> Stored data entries
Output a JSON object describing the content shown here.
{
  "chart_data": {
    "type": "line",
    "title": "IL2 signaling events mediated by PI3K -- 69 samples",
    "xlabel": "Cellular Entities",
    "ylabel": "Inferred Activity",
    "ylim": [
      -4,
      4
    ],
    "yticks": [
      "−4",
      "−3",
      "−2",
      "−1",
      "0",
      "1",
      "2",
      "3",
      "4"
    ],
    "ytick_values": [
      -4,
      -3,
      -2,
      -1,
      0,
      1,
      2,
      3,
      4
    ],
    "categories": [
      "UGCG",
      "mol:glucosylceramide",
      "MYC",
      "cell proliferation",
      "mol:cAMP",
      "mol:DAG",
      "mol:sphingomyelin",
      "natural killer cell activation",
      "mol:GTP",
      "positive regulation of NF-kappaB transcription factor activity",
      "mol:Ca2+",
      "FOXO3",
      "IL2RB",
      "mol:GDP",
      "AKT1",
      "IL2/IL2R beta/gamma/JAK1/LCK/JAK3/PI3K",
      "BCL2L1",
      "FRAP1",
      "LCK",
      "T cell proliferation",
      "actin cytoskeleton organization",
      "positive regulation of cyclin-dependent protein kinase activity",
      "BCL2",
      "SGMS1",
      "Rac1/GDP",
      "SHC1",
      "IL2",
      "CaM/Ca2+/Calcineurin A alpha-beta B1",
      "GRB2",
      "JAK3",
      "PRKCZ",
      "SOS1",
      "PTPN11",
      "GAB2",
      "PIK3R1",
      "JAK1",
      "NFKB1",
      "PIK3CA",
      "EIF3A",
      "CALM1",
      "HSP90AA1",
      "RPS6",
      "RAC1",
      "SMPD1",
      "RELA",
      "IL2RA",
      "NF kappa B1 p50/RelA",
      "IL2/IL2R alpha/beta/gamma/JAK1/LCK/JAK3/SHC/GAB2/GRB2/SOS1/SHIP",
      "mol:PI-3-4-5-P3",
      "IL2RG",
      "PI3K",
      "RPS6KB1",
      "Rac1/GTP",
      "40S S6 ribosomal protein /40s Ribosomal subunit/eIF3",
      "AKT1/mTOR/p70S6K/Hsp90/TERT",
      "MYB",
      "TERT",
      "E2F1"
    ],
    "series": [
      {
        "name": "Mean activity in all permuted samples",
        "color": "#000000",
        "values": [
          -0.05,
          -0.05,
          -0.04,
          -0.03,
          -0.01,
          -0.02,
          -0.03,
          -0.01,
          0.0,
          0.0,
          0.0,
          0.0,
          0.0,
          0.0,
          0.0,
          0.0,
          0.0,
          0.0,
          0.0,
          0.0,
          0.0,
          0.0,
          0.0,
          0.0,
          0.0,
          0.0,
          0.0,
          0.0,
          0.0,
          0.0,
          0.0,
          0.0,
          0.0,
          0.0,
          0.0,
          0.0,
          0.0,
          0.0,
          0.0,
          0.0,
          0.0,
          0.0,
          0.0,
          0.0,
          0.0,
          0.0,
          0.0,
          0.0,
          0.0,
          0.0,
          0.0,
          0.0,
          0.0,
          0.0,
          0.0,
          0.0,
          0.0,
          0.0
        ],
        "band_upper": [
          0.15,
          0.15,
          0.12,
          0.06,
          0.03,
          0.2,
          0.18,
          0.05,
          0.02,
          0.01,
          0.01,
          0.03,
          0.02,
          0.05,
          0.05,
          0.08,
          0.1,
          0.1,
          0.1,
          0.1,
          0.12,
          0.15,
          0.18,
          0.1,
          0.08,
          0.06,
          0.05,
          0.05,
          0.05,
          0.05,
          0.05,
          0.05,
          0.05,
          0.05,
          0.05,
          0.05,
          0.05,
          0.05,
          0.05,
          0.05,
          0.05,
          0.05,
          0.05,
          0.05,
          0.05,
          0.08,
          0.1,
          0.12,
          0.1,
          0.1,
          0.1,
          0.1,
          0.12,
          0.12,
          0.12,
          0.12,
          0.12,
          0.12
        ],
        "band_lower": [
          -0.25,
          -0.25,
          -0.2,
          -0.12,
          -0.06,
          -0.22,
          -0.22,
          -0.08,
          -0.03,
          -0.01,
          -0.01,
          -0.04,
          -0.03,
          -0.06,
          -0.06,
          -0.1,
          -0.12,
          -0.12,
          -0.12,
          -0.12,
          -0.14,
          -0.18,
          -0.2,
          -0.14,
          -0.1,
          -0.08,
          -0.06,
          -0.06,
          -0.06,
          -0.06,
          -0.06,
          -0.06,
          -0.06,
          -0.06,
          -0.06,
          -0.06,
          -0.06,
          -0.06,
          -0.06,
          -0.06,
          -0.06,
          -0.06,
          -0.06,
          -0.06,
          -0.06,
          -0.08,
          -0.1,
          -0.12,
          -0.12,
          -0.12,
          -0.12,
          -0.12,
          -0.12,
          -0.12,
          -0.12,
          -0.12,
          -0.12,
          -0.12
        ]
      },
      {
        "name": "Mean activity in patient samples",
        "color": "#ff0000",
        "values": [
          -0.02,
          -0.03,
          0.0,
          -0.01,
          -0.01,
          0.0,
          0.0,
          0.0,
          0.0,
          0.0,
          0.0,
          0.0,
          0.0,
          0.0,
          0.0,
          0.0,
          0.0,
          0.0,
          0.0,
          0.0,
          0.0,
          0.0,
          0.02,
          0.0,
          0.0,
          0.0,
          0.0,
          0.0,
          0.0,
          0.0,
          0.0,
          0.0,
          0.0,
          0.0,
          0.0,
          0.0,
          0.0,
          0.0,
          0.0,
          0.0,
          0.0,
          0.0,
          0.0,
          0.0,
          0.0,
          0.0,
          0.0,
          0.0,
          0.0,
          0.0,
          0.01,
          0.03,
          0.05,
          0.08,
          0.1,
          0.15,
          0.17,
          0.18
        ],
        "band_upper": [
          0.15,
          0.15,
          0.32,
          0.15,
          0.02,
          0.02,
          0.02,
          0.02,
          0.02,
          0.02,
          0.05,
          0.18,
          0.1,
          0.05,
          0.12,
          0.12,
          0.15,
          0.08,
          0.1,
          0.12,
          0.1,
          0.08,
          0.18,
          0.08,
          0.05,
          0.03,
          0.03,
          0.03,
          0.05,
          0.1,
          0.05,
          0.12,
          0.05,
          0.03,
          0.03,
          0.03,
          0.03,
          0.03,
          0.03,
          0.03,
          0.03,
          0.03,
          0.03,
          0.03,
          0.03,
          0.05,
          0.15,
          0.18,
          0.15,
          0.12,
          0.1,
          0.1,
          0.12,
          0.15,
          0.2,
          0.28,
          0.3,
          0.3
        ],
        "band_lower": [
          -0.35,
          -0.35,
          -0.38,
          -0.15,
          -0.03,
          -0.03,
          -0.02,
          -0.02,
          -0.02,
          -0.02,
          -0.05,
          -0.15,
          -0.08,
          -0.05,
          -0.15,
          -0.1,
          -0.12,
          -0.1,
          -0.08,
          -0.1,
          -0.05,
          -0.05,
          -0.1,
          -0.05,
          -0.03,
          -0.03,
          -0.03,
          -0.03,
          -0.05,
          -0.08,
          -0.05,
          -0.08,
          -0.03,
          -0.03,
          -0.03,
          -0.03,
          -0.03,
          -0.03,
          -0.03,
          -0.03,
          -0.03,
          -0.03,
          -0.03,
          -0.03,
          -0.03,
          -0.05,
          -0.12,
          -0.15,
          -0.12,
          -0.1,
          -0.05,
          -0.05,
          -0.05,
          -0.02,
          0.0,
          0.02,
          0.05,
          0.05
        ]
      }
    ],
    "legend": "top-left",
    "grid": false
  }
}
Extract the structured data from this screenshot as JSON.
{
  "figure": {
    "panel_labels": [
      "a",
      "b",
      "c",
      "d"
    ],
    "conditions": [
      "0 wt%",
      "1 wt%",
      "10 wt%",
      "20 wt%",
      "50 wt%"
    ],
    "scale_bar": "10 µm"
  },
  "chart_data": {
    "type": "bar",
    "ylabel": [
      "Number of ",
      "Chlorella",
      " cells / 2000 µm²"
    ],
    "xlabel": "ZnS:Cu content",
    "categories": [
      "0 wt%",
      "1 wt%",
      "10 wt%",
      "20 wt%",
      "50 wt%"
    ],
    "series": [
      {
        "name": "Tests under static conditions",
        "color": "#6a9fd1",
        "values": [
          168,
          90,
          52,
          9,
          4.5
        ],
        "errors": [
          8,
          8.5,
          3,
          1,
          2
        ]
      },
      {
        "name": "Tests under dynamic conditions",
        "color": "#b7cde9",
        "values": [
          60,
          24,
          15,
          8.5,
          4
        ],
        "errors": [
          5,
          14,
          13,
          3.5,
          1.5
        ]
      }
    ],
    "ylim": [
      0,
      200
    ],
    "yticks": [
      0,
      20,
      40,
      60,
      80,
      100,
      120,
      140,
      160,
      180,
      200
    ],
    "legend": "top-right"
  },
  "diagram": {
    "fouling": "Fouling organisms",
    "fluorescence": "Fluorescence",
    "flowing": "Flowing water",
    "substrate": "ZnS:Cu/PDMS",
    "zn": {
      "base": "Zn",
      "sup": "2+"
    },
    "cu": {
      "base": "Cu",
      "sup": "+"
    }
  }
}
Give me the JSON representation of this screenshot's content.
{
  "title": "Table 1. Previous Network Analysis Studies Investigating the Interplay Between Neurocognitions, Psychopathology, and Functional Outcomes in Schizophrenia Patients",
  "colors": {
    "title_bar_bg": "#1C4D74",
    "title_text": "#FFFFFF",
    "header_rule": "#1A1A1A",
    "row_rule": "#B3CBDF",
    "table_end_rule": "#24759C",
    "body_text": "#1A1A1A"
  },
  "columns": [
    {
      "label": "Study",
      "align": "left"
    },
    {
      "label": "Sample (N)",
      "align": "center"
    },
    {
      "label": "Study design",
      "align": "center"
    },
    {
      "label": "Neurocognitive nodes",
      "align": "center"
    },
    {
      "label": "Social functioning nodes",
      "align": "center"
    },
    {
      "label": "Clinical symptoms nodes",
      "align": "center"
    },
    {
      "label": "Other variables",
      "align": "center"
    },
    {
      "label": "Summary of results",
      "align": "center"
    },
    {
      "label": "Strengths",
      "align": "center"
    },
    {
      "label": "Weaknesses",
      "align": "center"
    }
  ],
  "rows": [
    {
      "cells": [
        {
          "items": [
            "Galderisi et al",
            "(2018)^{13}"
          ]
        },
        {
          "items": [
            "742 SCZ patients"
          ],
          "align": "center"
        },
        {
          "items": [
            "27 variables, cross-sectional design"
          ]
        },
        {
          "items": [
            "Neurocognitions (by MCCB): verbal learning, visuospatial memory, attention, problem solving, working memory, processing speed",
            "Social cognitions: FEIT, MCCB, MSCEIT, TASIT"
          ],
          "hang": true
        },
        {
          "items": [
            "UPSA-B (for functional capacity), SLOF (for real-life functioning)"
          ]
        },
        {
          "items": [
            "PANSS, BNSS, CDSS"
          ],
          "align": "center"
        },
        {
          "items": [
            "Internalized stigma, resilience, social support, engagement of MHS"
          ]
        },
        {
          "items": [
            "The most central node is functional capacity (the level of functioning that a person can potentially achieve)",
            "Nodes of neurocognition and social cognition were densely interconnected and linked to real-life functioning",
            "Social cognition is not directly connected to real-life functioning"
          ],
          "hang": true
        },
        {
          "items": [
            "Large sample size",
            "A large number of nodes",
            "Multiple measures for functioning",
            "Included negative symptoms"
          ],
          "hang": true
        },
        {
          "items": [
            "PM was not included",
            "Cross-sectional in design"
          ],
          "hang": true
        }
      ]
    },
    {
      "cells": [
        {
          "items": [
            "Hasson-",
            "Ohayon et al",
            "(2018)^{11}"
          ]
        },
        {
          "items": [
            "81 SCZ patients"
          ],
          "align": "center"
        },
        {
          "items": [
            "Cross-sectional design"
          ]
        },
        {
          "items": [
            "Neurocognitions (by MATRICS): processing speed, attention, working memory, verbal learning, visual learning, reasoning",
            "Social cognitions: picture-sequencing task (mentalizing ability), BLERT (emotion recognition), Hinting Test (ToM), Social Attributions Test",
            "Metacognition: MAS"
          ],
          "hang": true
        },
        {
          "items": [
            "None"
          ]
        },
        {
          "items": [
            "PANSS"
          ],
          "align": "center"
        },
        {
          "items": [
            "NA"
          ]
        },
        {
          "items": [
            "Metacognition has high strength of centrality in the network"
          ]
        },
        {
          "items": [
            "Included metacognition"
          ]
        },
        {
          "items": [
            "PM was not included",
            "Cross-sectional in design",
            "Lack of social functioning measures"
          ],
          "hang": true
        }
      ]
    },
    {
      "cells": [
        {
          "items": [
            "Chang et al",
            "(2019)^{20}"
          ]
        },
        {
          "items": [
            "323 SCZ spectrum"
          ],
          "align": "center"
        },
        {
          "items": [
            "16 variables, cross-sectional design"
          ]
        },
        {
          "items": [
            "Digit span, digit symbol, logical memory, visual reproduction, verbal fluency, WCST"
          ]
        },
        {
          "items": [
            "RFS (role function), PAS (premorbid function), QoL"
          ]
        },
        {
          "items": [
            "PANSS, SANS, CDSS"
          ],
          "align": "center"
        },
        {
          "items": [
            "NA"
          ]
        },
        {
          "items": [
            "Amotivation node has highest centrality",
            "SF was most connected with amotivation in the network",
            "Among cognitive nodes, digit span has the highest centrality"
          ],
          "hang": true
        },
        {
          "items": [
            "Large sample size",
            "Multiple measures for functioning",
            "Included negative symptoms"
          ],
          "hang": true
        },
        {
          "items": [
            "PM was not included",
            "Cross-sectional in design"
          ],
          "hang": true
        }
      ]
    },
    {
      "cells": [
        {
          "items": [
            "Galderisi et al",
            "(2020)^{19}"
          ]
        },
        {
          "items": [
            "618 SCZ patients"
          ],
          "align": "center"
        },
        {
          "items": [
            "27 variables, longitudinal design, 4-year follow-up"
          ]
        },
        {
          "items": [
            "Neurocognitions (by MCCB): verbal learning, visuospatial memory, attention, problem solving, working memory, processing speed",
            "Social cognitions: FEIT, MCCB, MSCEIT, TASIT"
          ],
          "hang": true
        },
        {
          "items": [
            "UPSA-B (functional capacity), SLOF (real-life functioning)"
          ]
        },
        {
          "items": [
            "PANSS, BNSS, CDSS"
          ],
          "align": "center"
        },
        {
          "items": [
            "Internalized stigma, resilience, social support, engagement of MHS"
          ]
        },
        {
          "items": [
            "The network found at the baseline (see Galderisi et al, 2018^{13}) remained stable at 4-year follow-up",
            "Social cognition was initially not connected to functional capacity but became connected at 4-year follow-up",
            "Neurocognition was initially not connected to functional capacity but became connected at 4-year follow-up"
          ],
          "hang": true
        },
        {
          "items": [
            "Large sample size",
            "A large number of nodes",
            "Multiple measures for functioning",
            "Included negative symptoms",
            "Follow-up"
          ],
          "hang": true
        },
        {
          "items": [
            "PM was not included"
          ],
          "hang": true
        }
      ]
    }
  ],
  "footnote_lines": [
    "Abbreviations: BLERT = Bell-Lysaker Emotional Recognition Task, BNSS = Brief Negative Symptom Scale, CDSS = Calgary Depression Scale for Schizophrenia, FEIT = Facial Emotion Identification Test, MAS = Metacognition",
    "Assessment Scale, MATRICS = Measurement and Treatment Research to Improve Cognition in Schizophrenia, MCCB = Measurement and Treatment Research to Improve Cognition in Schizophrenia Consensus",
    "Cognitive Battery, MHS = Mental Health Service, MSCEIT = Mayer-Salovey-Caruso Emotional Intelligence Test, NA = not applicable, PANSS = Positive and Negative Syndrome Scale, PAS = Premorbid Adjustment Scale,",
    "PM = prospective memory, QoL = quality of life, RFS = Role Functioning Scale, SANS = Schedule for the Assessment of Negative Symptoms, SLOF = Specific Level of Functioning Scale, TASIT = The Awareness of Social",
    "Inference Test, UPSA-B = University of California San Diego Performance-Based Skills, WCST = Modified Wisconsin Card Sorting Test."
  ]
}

> Goal of the exercise
Scan the records above for the string "real", then copy each line where it turns up.

> Output for this exercise
            "UPSA-B (for functional capacity), SLOF (for real-life functioning)"
            "Nodes of neurocognition and social cognition were densely interconnected and linked to real-life functioning",
            "Social cognition is not directly connected to real-life functioning"
            "UPSA-B (functional capacity), SLOF (real-life functioning)"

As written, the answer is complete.